>> start Entries shown

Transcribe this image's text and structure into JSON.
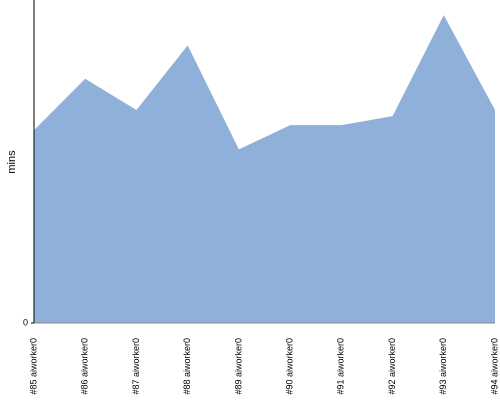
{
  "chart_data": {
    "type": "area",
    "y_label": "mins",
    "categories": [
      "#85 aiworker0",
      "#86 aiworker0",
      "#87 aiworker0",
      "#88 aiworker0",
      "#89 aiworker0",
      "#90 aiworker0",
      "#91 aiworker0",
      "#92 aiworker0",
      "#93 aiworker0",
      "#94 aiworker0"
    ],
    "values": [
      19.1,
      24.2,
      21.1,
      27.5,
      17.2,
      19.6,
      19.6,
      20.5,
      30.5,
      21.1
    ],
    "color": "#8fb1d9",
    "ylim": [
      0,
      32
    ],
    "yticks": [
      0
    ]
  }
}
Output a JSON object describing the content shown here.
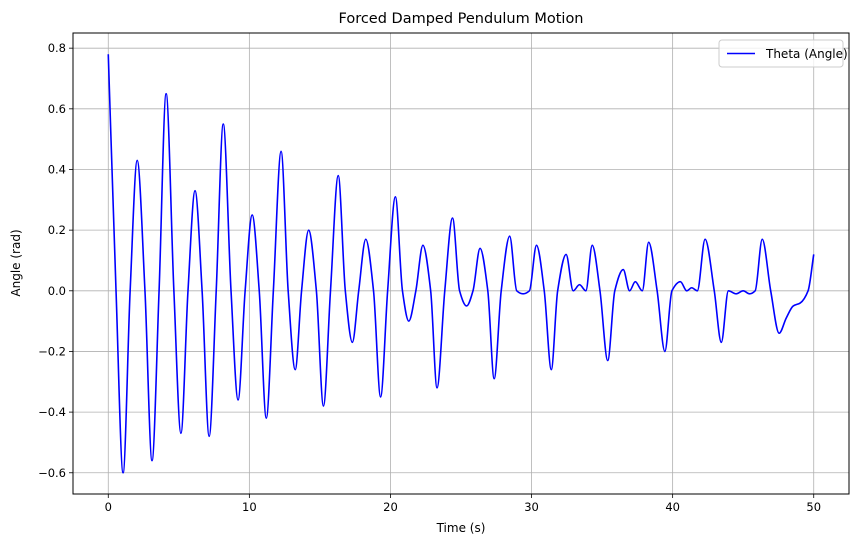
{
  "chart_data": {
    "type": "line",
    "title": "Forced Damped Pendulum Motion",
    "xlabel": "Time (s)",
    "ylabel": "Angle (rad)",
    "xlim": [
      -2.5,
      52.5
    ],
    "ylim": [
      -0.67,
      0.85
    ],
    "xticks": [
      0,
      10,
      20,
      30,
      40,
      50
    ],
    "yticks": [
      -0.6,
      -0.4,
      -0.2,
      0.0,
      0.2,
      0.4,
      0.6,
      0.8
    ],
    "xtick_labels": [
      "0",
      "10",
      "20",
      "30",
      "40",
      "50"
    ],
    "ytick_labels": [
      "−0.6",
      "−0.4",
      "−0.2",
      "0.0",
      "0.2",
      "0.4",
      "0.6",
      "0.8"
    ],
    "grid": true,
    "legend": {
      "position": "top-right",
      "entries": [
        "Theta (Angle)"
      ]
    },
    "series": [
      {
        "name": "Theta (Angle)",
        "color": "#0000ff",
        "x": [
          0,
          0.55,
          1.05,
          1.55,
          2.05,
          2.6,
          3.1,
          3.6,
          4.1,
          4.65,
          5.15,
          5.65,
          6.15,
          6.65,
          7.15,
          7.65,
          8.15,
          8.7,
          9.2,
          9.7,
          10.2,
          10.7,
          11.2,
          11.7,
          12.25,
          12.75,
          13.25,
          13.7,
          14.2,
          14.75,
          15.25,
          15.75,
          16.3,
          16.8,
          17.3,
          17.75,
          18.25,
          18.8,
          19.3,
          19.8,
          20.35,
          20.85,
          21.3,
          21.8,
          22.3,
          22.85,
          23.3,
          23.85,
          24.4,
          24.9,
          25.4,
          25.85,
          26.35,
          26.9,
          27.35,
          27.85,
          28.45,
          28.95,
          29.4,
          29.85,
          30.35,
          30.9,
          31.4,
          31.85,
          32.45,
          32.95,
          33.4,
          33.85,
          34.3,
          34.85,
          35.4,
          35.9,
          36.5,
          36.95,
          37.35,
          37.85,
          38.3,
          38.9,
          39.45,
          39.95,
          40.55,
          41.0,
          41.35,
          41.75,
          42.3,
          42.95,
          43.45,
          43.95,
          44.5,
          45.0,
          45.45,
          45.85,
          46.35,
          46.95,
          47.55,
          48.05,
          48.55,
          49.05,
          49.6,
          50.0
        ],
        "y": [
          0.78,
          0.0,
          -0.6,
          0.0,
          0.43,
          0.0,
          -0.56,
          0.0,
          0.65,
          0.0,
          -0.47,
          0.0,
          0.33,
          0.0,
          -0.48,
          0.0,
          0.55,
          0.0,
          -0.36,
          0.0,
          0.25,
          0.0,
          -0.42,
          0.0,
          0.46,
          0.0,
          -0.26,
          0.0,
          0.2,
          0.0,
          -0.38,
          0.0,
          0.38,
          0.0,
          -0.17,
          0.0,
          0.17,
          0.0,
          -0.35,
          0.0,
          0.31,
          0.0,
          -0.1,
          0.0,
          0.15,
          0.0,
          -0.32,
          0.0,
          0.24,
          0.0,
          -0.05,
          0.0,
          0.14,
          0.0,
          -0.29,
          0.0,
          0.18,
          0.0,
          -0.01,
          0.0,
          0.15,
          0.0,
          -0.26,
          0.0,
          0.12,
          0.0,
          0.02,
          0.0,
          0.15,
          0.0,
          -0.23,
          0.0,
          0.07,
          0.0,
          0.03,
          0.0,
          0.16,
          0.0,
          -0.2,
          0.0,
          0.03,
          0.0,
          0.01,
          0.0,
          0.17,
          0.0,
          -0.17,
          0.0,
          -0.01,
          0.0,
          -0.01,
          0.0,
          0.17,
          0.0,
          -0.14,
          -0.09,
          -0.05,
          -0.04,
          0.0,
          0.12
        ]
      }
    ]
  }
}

>> end Entries shown

• Directions for this task: Every entry should be returned exactly as written, minus the pictures.

• Answer for the task:
Transcribe this image's text and structure into JSON.
{
  "chart_data": {
    "type": "area",
    "y_label": "mins",
    "categories": [
      "#85 aiworker0",
      "#86 aiworker0",
      "#87 aiworker0",
      "#88 aiworker0",
      "#89 aiworker0",
      "#90 aiworker0",
      "#91 aiworker0",
      "#92 aiworker0",
      "#93 aiworker0",
      "#94 aiworker0"
    ],
    "values": [
      19.1,
      24.2,
      21.1,
      27.5,
      17.2,
      19.6,
      19.6,
      20.5,
      30.5,
      21.1
    ],
    "color": "#8fb1d9",
    "ylim": [
      0,
      32
    ],
    "yticks": [
      0
    ]
  }
}
Output a JSON object describing the content shown here.
{
  "chart_data": {
    "type": "line",
    "title": "Forced Damped Pendulum Motion",
    "xlabel": "Time (s)",
    "ylabel": "Angle (rad)",
    "xlim": [
      -2.5,
      52.5
    ],
    "ylim": [
      -0.67,
      0.85
    ],
    "xticks": [
      0,
      10,
      20,
      30,
      40,
      50
    ],
    "yticks": [
      -0.6,
      -0.4,
      -0.2,
      0.0,
      0.2,
      0.4,
      0.6,
      0.8
    ],
    "xtick_labels": [
      "0",
      "10",
      "20",
      "30",
      "40",
      "50"
    ],
    "ytick_labels": [
      "−0.6",
      "−0.4",
      "−0.2",
      "0.0",
      "0.2",
      "0.4",
      "0.6",
      "0.8"
    ],
    "grid": true,
    "legend": {
      "position": "top-right",
      "entries": [
        "Theta (Angle)"
      ]
    },
    "series": [
      {
        "name": "Theta (Angle)",
        "color": "#0000ff",
        "x": [
          0,
          0.55,
          1.05,
          1.55,
          2.05,
          2.6,
          3.1,
          3.6,
          4.1,
          4.65,
          5.15,
          5.65,
          6.15,
          6.65,
          7.15,
          7.65,
          8.15,
          8.7,
          9.2,
          9.7,
          10.2,
          10.7,
          11.2,
          11.7,
          12.25,
          12.75,
          13.25,
          13.7,
          14.2,
          14.75,
          15.25,
          15.75,
          16.3,
          16.8,
          17.3,
          17.75,
          18.25,
          18.8,
          19.3,
          19.8,
          20.35,
          20.85,
          21.3,
          21.8,
          22.3,
          22.85,
          23.3,
          23.85,
          24.4,
          24.9,
          25.4,
          25.85,
          26.35,
          26.9,
          27.35,
          27.85,
          28.45,
          28.95,
          29.4,
          29.85,
          30.35,
          30.9,
          31.4,
          31.85,
          32.45,
          32.95,
          33.4,
          33.85,
          34.3,
          34.85,
          35.4,
          35.9,
          36.5,
          36.95,
          37.35,
          37.85,
          38.3,
          38.9,
          39.45,
          39.95,
          40.55,
          41.0,
          41.35,
          41.75,
          42.3,
          42.95,
          43.45,
          43.95,
          44.5,
          45.0,
          45.45,
          45.85,
          46.35,
          46.95,
          47.55,
          48.05,
          48.55,
          49.05,
          49.6,
          50.0
        ],
        "y": [
          0.78,
          0.0,
          -0.6,
          0.0,
          0.43,
          0.0,
          -0.56,
          0.0,
          0.65,
          0.0,
          -0.47,
          0.0,
          0.33,
          0.0,
          -0.48,
          0.0,
          0.55,
          0.0,
          -0.36,
          0.0,
          0.25,
          0.0,
          -0.42,
          0.0,
          0.46,
          0.0,
          -0.26,
          0.0,
          0.2,
          0.0,
          -0.38,
          0.0,
          0.38,
          0.0,
          -0.17,
          0.0,
          0.17,
          0.0,
          -0.35,
          0.0,
          0.31,
          0.0,
          -0.1,
          0.0,
          0.15,
          0.0,
          -0.32,
          0.0,
          0.24,
          0.0,
          -0.05,
          0.0,
          0.14,
          0.0,
          -0.29,
          0.0,
          0.18,
          0.0,
          -0.01,
          0.0,
          0.15,
          0.0,
          -0.26,
          0.0,
          0.12,
          0.0,
          0.02,
          0.0,
          0.15,
          0.0,
          -0.23,
          0.0,
          0.07,
          0.0,
          0.03,
          0.0,
          0.16,
          0.0,
          -0.2,
          0.0,
          0.03,
          0.0,
          0.01,
          0.0,
          0.17,
          0.0,
          -0.17,
          0.0,
          -0.01,
          0.0,
          -0.01,
          0.0,
          0.17,
          0.0,
          -0.14,
          -0.09,
          -0.05,
          -0.04,
          0.0,
          0.12
        ]
      }
    ]
  }
}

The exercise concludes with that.